### [MATERIALS PROVIDED]
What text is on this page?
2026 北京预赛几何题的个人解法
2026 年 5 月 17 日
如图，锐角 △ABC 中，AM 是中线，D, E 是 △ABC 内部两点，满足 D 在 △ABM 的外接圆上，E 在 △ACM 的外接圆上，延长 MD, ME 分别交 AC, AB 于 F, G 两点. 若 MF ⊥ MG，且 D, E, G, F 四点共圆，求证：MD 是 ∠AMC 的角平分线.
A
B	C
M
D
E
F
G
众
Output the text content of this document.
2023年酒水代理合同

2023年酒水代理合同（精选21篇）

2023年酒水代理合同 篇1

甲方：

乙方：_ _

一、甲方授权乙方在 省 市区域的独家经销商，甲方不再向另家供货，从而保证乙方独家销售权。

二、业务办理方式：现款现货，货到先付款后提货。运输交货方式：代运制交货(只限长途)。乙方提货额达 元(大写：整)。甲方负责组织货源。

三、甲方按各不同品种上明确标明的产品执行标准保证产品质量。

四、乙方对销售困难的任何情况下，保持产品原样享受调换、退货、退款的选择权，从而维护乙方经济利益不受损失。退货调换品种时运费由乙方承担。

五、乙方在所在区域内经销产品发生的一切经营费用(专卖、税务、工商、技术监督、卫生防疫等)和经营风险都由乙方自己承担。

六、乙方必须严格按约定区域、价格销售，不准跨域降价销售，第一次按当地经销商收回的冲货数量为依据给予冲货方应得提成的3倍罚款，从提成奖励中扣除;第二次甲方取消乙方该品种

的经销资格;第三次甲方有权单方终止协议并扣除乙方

### [WHAT IS ASKED]
Give again only the lines starting at the one that contains "Output the text content of this document." and running to the end of the data.

### [SOLUTION TO THE PROBLEM]
Output the text content of this document.
2023年酒水代理合同

2023年酒水代理合同（精选21篇）

2023年酒水代理合同 篇1

甲方：

乙方：_ _

一、甲方授权乙方在 省 市区域的独家经销商，甲方不再向另家供货，从而保证乙方独家销售权。

二、业务办理方式：现款现货，货到先付款后提货。运输交货方式：代运制交货(只限长途)。乙方提货额达 元(大写：整)。甲方负责组织货源。

三、甲方按各不同品种上明确标明的产品执行标准保证产品质量。

四、乙方对销售困难的任何情况下，保持产品原样享受调换、退货、退款的选择权，从而维护乙方经济利益不受损失。退货调换品种时运费由乙方承担。

五、乙方在所在区域内经销产品发生的一切经营费用(专卖、税务、工商、技术监督、卫生防疫等)和经营风险都由乙方自己承担。

六、乙方必须严格按约定区域、价格销售，不准跨域降价销售，第一次按当地经销商收回的冲货数量为依据给予冲货方应得提成的3倍罚款，从提成奖励中扣除;第二次甲方取消乙方该品种

的经销资格;第三次甲方有权单方终止协议并扣除乙方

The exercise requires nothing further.